▸ WHAT THE TASK REQUIRES:
Extract every line in the records below that contains the string "featureMap".

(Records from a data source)
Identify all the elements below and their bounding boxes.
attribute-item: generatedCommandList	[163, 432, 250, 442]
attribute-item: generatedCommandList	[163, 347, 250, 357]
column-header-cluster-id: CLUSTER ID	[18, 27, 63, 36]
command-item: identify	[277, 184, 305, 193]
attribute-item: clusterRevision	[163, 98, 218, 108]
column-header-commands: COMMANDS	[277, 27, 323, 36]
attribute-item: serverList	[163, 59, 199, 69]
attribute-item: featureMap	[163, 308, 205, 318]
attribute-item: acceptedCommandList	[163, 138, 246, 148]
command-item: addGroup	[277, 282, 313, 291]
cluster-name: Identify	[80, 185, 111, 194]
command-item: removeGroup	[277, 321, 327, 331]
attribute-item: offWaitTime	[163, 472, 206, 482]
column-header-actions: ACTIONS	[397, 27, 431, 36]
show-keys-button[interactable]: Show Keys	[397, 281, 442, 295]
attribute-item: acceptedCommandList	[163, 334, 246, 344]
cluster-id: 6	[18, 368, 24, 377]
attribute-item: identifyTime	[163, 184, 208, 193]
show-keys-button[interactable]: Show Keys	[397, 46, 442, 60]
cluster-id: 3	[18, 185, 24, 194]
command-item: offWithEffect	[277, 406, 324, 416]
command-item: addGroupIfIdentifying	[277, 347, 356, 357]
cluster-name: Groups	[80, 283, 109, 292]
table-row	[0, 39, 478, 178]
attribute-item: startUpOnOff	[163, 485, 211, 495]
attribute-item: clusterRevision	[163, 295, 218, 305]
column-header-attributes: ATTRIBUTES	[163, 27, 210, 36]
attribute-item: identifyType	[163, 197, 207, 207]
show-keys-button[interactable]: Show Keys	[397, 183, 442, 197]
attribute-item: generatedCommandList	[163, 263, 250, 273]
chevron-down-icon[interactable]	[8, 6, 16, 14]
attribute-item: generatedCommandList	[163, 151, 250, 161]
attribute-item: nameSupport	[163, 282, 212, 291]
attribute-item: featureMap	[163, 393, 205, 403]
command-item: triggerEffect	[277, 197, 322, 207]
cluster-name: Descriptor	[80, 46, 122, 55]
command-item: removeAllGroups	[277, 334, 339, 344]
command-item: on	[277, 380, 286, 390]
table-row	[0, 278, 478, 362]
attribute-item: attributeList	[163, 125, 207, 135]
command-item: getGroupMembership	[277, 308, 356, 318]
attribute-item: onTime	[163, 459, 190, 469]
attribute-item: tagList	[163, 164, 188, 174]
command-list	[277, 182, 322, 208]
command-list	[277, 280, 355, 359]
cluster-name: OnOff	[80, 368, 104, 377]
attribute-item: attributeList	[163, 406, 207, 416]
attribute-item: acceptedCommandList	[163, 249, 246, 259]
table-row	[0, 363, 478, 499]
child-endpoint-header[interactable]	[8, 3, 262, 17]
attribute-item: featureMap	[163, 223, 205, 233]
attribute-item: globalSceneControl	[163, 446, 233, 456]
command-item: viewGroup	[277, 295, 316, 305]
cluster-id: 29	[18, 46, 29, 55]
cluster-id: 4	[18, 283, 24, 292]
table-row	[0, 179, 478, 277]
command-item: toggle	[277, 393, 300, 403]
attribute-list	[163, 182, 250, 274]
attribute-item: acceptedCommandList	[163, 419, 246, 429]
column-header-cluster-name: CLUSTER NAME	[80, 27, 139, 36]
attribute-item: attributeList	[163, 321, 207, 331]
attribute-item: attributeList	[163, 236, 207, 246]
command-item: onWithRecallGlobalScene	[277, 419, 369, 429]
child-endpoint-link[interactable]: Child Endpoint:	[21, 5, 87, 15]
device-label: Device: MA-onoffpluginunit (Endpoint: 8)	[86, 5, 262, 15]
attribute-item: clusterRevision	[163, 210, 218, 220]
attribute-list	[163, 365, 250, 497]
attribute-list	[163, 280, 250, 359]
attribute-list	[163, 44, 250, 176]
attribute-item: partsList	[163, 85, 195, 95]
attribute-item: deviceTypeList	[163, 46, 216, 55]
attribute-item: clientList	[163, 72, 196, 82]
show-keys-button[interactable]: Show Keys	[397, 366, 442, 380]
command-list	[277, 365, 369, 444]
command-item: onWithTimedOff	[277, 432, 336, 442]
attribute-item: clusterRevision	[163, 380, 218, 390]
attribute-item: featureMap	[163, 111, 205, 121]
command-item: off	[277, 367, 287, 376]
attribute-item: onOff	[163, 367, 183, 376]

▸ WRITTEN REPLY:
attribute-item: featureMap	[163, 308, 205, 318]
attribute-item: featureMap	[163, 393, 205, 403]
attribute-item: featureMap	[163, 223, 205, 233]
attribute-item: featureMap	[163, 111, 205, 121]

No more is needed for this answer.